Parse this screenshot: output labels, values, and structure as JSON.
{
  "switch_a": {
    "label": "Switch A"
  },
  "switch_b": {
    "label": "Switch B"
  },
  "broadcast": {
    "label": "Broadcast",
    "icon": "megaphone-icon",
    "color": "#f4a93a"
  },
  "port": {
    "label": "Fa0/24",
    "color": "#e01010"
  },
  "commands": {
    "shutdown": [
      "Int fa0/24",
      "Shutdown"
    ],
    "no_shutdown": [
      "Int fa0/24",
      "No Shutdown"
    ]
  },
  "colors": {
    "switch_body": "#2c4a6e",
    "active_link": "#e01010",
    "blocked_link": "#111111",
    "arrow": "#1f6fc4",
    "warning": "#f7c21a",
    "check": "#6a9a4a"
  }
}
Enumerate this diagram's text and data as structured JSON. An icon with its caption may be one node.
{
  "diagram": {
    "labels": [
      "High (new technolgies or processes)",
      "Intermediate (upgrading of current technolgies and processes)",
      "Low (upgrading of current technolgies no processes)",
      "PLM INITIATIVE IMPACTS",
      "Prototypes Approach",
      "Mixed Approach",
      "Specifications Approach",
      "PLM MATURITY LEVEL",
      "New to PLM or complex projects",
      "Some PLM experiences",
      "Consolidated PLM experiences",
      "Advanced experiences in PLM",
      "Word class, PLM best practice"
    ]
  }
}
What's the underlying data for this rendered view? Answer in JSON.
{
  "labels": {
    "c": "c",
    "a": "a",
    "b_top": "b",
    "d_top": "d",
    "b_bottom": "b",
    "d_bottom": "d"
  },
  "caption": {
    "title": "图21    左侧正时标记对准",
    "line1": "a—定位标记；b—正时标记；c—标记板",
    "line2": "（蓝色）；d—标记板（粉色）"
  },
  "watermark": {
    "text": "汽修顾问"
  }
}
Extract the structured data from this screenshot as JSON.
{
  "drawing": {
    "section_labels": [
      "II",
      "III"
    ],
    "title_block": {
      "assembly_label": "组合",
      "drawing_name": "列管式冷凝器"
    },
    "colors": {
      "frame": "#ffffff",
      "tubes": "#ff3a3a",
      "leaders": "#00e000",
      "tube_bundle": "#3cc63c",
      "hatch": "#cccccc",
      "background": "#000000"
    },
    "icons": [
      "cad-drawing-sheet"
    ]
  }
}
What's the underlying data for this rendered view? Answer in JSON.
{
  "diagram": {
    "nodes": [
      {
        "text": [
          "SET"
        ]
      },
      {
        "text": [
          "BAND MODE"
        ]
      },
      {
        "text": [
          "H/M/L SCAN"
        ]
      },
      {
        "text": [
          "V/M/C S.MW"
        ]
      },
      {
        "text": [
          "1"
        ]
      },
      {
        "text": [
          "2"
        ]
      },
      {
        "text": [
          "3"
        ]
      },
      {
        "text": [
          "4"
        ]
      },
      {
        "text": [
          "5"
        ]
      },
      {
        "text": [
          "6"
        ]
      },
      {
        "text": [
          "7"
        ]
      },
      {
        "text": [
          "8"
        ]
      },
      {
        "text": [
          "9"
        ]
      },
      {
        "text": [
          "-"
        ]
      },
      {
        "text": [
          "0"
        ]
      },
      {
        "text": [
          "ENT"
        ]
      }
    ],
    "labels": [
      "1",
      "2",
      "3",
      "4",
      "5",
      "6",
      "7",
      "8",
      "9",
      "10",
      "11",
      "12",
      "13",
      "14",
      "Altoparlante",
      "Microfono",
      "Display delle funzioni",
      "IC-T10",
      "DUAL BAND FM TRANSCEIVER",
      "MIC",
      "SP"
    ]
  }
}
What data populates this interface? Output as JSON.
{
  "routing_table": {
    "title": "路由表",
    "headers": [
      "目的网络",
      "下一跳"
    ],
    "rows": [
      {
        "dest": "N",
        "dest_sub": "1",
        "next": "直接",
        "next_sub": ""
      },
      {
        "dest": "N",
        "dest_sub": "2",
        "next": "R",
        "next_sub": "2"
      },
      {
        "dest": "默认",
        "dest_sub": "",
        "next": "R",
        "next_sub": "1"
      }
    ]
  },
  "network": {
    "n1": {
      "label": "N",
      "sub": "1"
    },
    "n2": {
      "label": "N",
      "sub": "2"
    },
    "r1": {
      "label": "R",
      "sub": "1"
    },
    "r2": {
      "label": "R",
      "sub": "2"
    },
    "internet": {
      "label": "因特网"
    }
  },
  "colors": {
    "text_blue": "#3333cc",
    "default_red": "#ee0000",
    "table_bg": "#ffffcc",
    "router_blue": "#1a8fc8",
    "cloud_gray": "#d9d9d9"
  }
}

# # # # # # #

■ Written problem
The records above need to be transcribed in full. Keep every character unchanged.

■ Expected answer
Parse this screenshot: output labels, values, and structure as JSON.
{
  "switch_a": {
    "label": "Switch A"
  },
  "switch_b": {
    "label": "Switch B"
  },
  "broadcast": {
    "label": "Broadcast",
    "icon": "megaphone-icon",
    "color": "#f4a93a"
  },
  "port": {
    "label": "Fa0/24",
    "color": "#e01010"
  },
  "commands": {
    "shutdown": [
      "Int fa0/24",
      "Shutdown"
    ],
    "no_shutdown": [
      "Int fa0/24",
      "No Shutdown"
    ]
  },
  "colors": {
    "switch_body": "#2c4a6e",
    "active_link": "#e01010",
    "blocked_link": "#111111",
    "arrow": "#1f6fc4",
    "warning": "#f7c21a",
    "check": "#6a9a4a"
  }
}
Enumerate this diagram's text and data as structured JSON. An icon with its caption may be one node.
{
  "diagram": {
    "labels": [
      "High (new technolgies or processes)",
      "Intermediate (upgrading of current technolgies and processes)",
      "Low (upgrading of current technolgies no processes)",
      "PLM INITIATIVE IMPACTS",
      "Prototypes Approach",
      "Mixed Approach",
      "Specifications Approach",
      "PLM MATURITY LEVEL",
      "New to PLM or complex projects",
      "Some PLM experiences",
      "Consolidated PLM experiences",
      "Advanced experiences in PLM",
      "Word class, PLM best practice"
    ]
  }
}
What's the underlying data for this rendered view? Answer in JSON.
{
  "labels": {
    "c": "c",
    "a": "a",
    "b_top": "b",
    "d_top": "d",
    "b_bottom": "b",
    "d_bottom": "d"
  },
  "caption": {
    "title": "图21    左侧正时标记对准",
    "line1": "a—定位标记；b—正时标记；c—标记板",
    "line2": "（蓝色）；d—标记板（粉色）"
  },
  "watermark": {
    "text": "汽修顾问"
  }
}
Extract the structured data from this screenshot as JSON.
{
  "drawing": {
    "section_labels": [
      "II",
      "III"
    ],
    "title_block": {
      "assembly_label": "组合",
      "drawing_name": "列管式冷凝器"
    },
    "colors": {
      "frame": "#ffffff",
      "tubes": "#ff3a3a",
      "leaders": "#00e000",
      "tube_bundle": "#3cc63c",
      "hatch": "#cccccc",
      "background": "#000000"
    },
    "icons": [
      "cad-drawing-sheet"
    ]
  }
}
What's the underlying data for this rendered view? Answer in JSON.
{
  "diagram": {
    "nodes": [
      {
        "text": [
          "SET"
        ]
      },
      {
        "text": [
          "BAND MODE"
        ]
      },
      {
        "text": [
          "H/M/L SCAN"
        ]
      },
      {
        "text": [
          "V/M/C S.MW"
        ]
      },
      {
        "text": [
          "1"
        ]
      },
      {
        "text": [
          "2"
        ]
      },
      {
        "text": [
          "3"
        ]
      },
      {
        "text": [
          "4"
        ]
      },
      {
        "text": [
          "5"
        ]
      },
      {
        "text": [
          "6"
        ]
      },
      {
        "text": [
          "7"
        ]
      },
      {
        "text": [
          "8"
        ]
      },
      {
        "text": [
          "9"
        ]
      },
      {
        "text": [
          "-"
        ]
      },
      {
        "text": [
          "0"
        ]
      },
      {
        "text": [
          "ENT"
        ]
      }
    ],
    "labels": [
      "1",
      "2",
      "3",
      "4",
      "5",
      "6",
      "7",
      "8",
      "9",
      "10",
      "11",
      "12",
      "13",
      "14",
      "Altoparlante",
      "Microfono",
      "Display delle funzioni",
      "IC-T10",
      "DUAL BAND FM TRANSCEIVER",
      "MIC",
      "SP"
    ]
  }
}
What data populates this interface? Output as JSON.
{
  "routing_table": {
    "title": "路由表",
    "headers": [
      "目的网络",
      "下一跳"
    ],
    "rows": [
      {
        "dest": "N",
        "dest_sub": "1",
        "next": "直接",
        "next_sub": ""
      },
      {
        "dest": "N",
        "dest_sub": "2",
        "next": "R",
        "next_sub": "2"
      },
      {
        "dest": "默认",
        "dest_sub": "",
        "next": "R",
        "next_sub": "1"
      }
    ]
  },
  "network": {
    "n1": {
      "label": "N",
      "sub": "1"
    },
    "n2": {
      "label": "N",
      "sub": "2"
    },
    "r1": {
      "label": "R",
      "sub": "1"
    },
    "r2": {
      "label": "R",
      "sub": "2"
    },
    "internet": {
      "label": "因特网"
    }
  },
  "colors": {
    "text_blue": "#3333cc",
    "default_red": "#ee0000",
    "table_bg": "#ffffcc",
    "router_blue": "#1a8fc8",
    "cloud_gray": "#d9d9d9"
  }
}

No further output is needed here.